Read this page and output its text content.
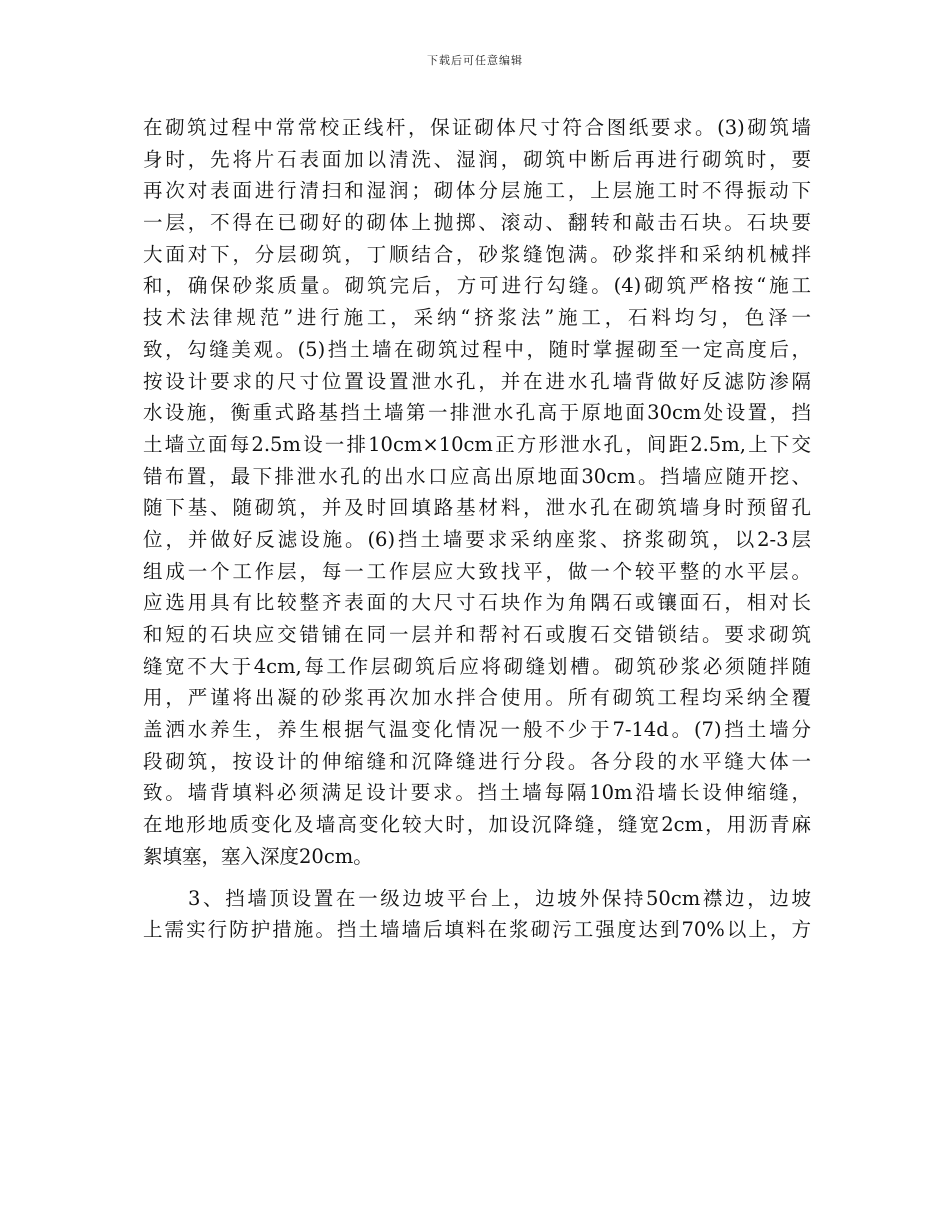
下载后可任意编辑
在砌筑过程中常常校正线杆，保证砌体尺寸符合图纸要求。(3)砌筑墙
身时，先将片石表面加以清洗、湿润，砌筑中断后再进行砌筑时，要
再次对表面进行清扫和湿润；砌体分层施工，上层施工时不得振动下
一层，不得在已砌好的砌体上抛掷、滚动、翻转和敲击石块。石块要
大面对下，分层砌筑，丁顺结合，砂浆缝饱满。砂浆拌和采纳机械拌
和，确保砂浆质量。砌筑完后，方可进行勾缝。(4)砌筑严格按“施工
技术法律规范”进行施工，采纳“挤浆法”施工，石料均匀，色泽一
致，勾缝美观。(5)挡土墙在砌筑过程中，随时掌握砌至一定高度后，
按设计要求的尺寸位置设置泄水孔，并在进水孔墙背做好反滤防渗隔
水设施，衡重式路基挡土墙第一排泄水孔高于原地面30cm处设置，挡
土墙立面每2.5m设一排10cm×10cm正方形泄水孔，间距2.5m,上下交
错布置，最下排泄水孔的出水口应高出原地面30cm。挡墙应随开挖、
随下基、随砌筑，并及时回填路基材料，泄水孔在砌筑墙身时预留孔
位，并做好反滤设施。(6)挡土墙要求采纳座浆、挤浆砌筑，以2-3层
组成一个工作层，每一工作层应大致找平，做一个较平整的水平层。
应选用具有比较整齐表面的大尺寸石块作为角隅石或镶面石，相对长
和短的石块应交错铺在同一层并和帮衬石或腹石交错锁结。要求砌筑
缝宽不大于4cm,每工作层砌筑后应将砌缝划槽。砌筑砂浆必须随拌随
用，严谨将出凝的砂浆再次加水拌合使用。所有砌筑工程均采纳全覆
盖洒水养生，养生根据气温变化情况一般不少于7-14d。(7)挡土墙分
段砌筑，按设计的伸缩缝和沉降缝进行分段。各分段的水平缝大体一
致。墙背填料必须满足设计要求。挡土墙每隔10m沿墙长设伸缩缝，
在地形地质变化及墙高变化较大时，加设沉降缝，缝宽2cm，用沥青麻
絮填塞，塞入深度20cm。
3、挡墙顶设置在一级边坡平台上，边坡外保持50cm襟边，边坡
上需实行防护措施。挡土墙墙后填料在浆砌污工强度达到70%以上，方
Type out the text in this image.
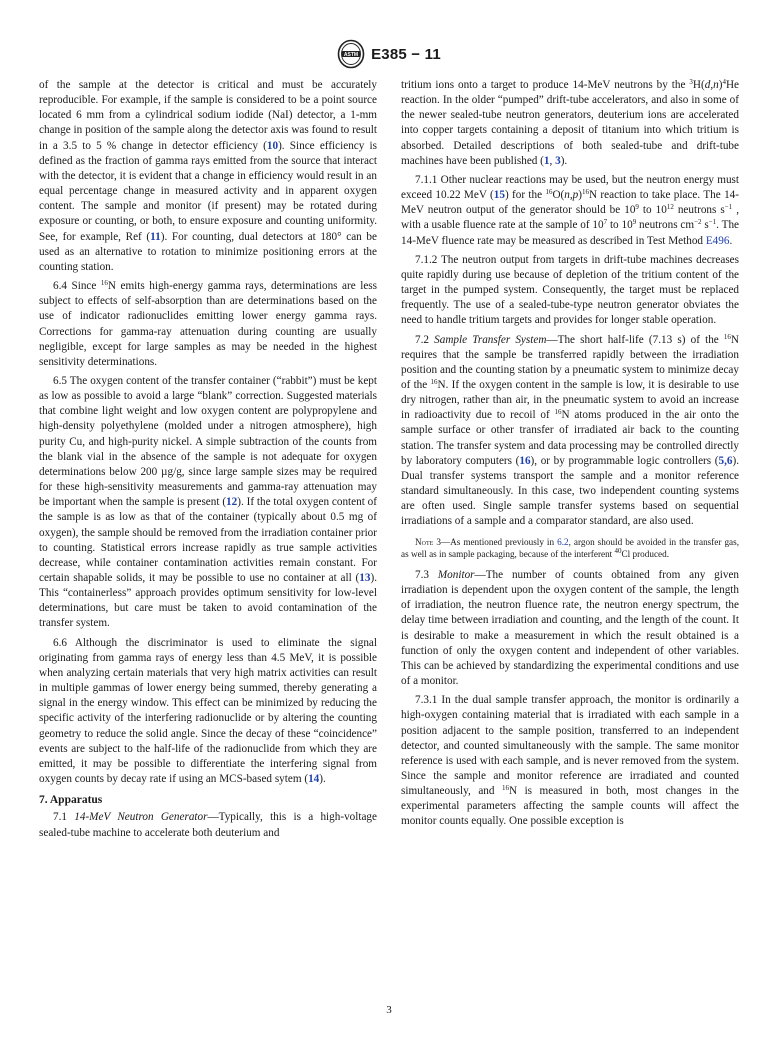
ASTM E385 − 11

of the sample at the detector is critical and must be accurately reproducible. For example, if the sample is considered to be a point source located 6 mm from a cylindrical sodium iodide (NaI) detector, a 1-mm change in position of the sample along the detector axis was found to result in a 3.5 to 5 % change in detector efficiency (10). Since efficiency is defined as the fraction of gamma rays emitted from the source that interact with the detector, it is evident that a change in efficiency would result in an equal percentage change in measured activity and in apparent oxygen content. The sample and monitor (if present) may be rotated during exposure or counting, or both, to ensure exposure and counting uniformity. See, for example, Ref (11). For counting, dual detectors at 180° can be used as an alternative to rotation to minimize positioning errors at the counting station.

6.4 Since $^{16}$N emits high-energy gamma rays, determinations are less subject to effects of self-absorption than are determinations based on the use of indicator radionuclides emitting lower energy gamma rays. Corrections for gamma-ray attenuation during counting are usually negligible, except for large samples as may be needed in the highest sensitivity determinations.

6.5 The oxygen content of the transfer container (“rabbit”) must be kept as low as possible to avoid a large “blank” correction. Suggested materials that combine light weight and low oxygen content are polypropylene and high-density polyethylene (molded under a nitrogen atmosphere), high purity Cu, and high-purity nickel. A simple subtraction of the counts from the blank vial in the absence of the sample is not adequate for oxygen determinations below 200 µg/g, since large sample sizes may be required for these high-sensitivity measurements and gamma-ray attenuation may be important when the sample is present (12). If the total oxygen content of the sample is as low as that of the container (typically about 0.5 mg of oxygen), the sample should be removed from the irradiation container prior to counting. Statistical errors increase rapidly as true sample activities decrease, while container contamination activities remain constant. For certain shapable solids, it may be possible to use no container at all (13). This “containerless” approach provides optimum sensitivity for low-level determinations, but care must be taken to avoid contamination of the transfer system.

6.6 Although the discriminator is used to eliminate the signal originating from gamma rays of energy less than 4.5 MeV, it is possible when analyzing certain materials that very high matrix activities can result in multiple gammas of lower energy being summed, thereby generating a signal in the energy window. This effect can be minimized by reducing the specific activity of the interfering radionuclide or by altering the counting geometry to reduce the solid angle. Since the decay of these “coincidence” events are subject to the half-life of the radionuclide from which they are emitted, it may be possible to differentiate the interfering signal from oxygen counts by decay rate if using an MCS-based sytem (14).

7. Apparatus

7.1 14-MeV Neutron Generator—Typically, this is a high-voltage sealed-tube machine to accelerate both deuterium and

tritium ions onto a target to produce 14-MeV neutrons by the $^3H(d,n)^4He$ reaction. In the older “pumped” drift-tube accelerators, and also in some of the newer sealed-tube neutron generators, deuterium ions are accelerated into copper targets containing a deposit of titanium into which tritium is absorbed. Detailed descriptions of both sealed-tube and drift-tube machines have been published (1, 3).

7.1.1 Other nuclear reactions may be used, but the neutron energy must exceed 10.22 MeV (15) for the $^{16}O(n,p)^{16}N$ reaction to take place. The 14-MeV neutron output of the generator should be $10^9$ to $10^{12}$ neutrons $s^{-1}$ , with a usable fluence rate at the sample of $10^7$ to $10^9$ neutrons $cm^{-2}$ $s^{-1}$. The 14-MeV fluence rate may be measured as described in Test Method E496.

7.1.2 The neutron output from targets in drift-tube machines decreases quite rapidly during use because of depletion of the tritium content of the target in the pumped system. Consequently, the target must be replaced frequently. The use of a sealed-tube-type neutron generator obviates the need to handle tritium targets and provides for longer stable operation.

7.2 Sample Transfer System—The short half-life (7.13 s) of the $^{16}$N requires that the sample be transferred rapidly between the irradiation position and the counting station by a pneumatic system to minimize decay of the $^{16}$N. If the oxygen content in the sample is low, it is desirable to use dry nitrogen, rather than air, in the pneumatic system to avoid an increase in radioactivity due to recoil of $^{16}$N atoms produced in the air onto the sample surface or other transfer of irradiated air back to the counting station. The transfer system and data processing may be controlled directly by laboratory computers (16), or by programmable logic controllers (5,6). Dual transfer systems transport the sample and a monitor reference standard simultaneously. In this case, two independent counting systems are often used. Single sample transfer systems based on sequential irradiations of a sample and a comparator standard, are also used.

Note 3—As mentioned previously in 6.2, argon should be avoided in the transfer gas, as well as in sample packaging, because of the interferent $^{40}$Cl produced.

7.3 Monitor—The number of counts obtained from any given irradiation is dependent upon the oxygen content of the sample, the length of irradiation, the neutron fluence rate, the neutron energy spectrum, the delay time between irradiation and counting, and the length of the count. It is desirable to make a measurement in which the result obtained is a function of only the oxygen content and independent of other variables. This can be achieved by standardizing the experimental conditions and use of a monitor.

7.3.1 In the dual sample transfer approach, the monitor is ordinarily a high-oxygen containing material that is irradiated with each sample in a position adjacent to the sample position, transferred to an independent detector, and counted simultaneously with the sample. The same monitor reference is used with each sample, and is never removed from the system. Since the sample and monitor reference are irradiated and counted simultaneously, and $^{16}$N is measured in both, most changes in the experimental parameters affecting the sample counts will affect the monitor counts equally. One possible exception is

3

++++++++++

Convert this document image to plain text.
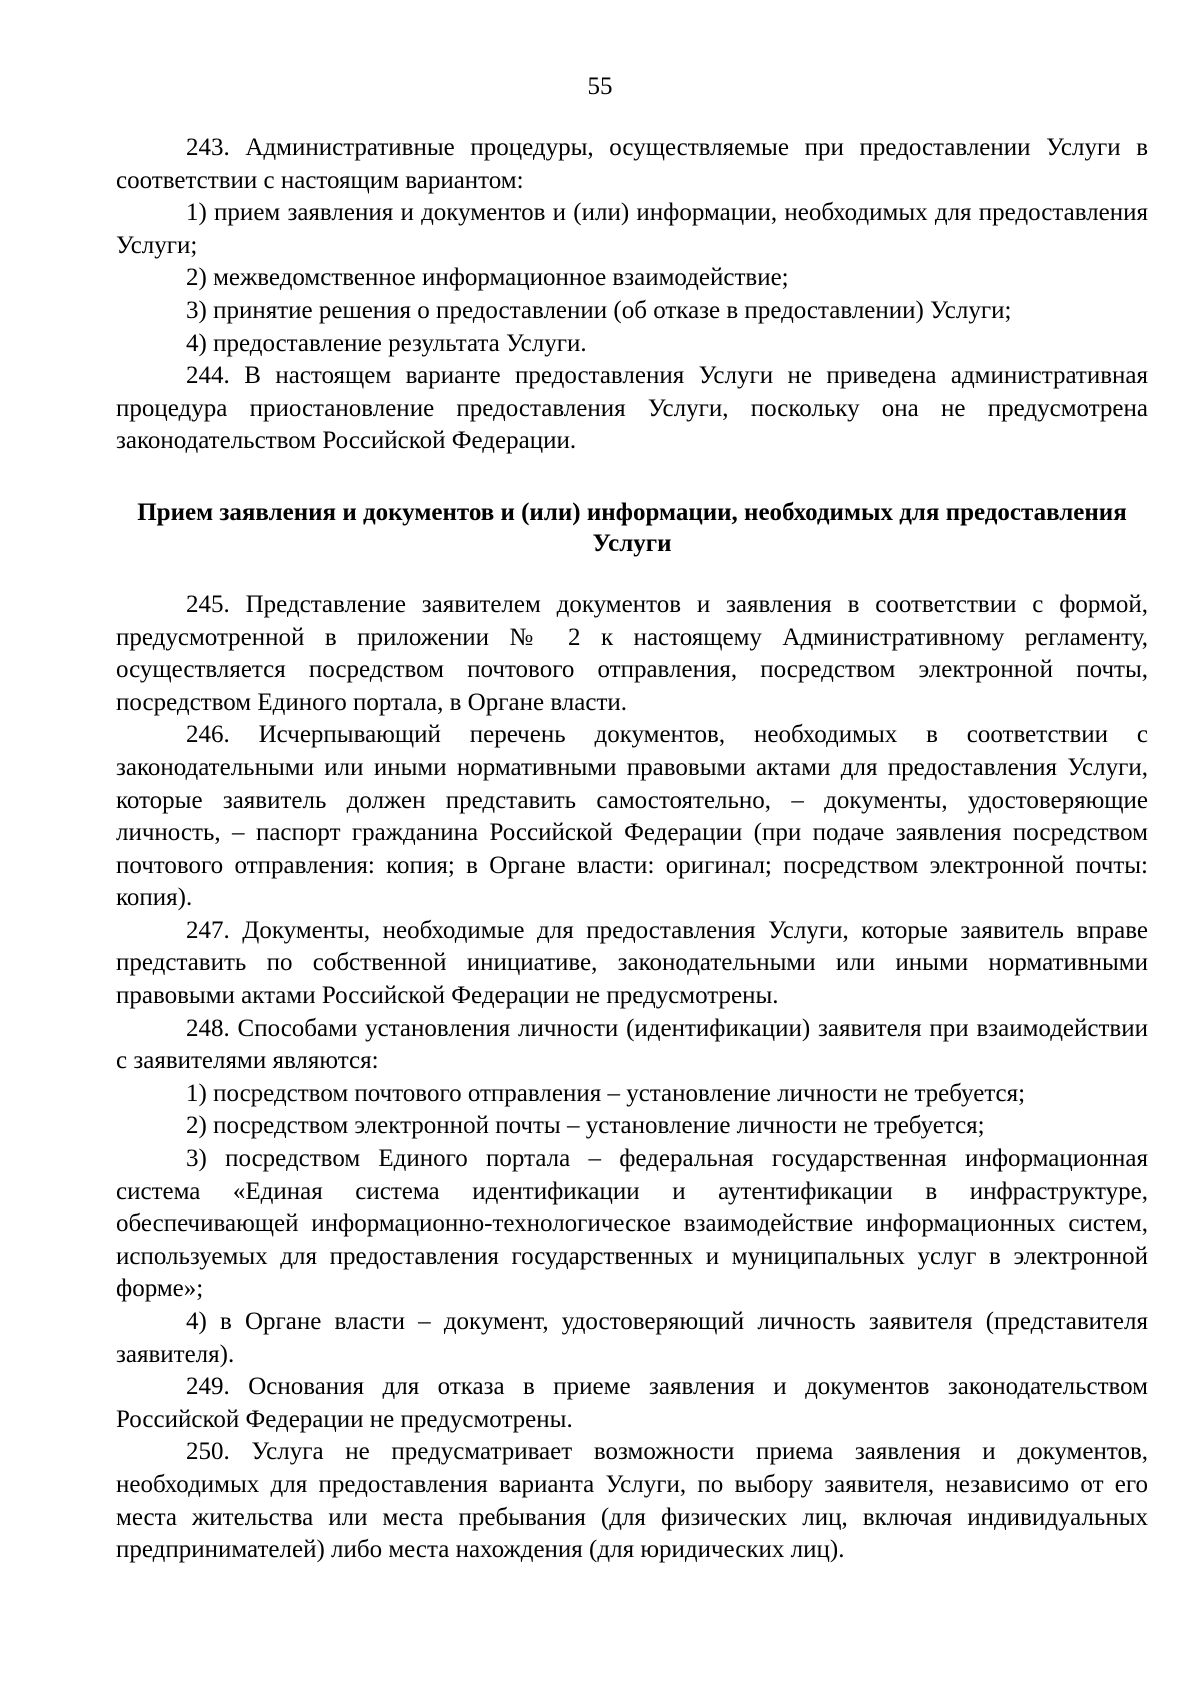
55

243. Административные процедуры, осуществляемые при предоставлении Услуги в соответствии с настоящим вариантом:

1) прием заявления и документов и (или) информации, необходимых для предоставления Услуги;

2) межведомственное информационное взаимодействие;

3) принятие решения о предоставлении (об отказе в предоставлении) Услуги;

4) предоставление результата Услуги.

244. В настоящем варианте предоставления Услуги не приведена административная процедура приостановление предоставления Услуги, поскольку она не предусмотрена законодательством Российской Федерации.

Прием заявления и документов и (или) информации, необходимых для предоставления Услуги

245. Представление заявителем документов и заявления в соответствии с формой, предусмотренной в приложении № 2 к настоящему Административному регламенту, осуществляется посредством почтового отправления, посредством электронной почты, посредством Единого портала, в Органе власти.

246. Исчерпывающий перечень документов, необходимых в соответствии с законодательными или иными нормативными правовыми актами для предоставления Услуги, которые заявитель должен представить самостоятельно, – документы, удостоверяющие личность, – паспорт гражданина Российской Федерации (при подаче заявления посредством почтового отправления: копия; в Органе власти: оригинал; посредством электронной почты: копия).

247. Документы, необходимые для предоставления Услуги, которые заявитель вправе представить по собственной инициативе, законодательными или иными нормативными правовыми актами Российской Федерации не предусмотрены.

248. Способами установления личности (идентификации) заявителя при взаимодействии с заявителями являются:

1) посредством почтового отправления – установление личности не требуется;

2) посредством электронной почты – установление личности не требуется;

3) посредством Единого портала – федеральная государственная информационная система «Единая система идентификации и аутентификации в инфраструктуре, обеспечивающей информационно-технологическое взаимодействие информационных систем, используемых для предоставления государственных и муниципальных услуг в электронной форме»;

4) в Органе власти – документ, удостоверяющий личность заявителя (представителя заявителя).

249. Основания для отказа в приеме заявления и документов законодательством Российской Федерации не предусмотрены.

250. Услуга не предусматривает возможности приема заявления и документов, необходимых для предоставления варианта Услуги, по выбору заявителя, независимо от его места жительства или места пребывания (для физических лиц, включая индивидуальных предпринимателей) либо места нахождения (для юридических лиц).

++++++++++

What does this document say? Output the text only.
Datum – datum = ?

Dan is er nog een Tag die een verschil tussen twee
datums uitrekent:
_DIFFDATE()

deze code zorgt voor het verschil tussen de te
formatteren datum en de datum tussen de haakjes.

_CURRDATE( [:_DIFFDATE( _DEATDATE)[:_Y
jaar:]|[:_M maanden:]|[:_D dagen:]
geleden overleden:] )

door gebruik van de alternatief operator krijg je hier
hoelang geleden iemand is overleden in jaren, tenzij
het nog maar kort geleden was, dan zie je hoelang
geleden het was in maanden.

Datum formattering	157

++++++++++

In the records above, find each line that holds the word "targets"; copy all such lines.

▶ EXERCISE RESULT:
tritium ions onto a target to produce 14-MeV neutrons by the $^3H(d,n)^4He$ reaction. In the older “pumped” drift-tube accelerators, and also in some of the newer sealed-tube neutron generators, deuterium ions are accelerated into copper targets containing a deposit of titanium into which tritium is absorbed. Detailed descriptions of both sealed-tube and drift-tube machines have been published (1, 3).
7.1.2 The neutron output from targets in drift-tube machines decreases quite rapidly during use because of depletion of the tritium content of the target in the pumped system. Consequently, the target must be replaced frequently. The use of a sealed-tube-type neutron generator obviates the need to handle tritium targets and provides for longer stable operation.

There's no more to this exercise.